Dataset items
━━━

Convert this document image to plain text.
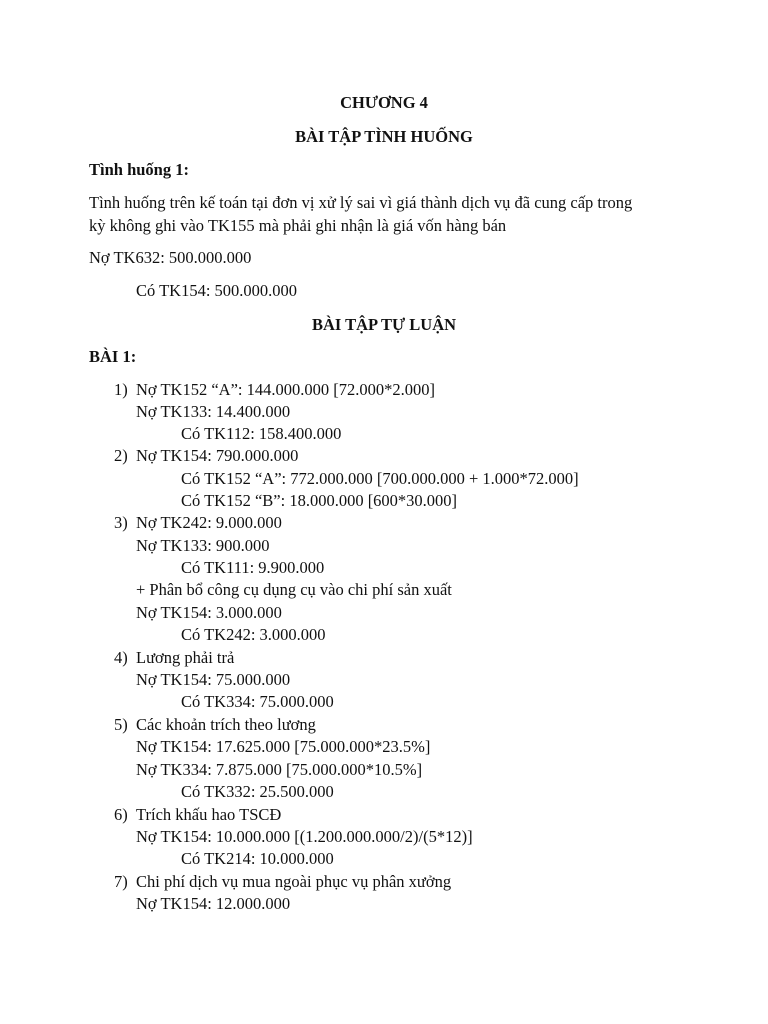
CHƯƠNG 4
BÀI TẬP TÌNH HUỐNG
Tình huống 1:
Tình huống trên kế toán tại đơn vị xử lý sai vì giá thành dịch vụ đã cung cấp trong
kỳ không ghi vào TK155 mà phải ghi nhận là giá vốn hàng bán
Nợ TK632: 500.000.000
Có TK154: 500.000.000
BÀI TẬP TỰ LUẬN
BÀI 1:
1) Nợ TK152 “A”: 144.000.000 [72.000*2.000]
Nợ TK133: 14.400.000
Có TK112: 158.400.000
2) Nợ TK154: 790.000.000
Có TK152 “A”: 772.000.000 [700.000.000 + 1.000*72.000]
Có TK152 “B”: 18.000.000 [600*30.000]
3) Nợ TK242: 9.000.000
Nợ TK133: 900.000
Có TK111: 9.900.000
+ Phân bổ công cụ dụng cụ vào chi phí sản xuất
Nợ TK154: 3.000.000
Có TK242: 3.000.000
4) Lương phải trả
Nợ TK154: 75.000.000
Có TK334: 75.000.000
5) Các khoản trích theo lương
Nợ TK154: 17.625.000 [75.000.000*23.5%]
Nợ TK334: 7.875.000 [75.000.000*10.5%]
Có TK332: 25.500.000
6) Trích khấu hao TSCĐ
Nợ TK154: 10.000.000 [(1.200.000.000/2)/(5*12)]
Có TK214: 10.000.000
7) Chi phí dịch vụ mua ngoài phục vụ phân xưởng
Nợ TK154: 12.000.000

━━━

Leave out the pictures and repeat everything else in the records exactly.

Solution to this task:
Convert this document image to plain text.
CHƯƠNG 4
BÀI TẬP TÌNH HUỐNG
Tình huống 1:
Tình huống trên kế toán tại đơn vị xử lý sai vì giá thành dịch vụ đã cung cấp trong
kỳ không ghi vào TK155 mà phải ghi nhận là giá vốn hàng bán
Nợ TK632: 500.000.000
Có TK154: 500.000.000
BÀI TẬP TỰ LUẬN
BÀI 1:
1) Nợ TK152 “A”: 144.000.000 [72.000*2.000]
Nợ TK133: 14.400.000
Có TK112: 158.400.000
2) Nợ TK154: 790.000.000
Có TK152 “A”: 772.000.000 [700.000.000 + 1.000*72.000]
Có TK152 “B”: 18.000.000 [600*30.000]
3) Nợ TK242: 9.000.000
Nợ TK133: 900.000
Có TK111: 9.900.000
+ Phân bổ công cụ dụng cụ vào chi phí sản xuất
Nợ TK154: 3.000.000
Có TK242: 3.000.000
4) Lương phải trả
Nợ TK154: 75.000.000
Có TK334: 75.000.000
5) Các khoản trích theo lương
Nợ TK154: 17.625.000 [75.000.000*23.5%]
Nợ TK334: 7.875.000 [75.000.000*10.5%]
Có TK332: 25.500.000
6) Trích khấu hao TSCĐ
Nợ TK154: 10.000.000 [(1.200.000.000/2)/(5*12)]
Có TK214: 10.000.000
7) Chi phí dịch vụ mua ngoài phục vụ phân xưởng
Nợ TK154: 12.000.000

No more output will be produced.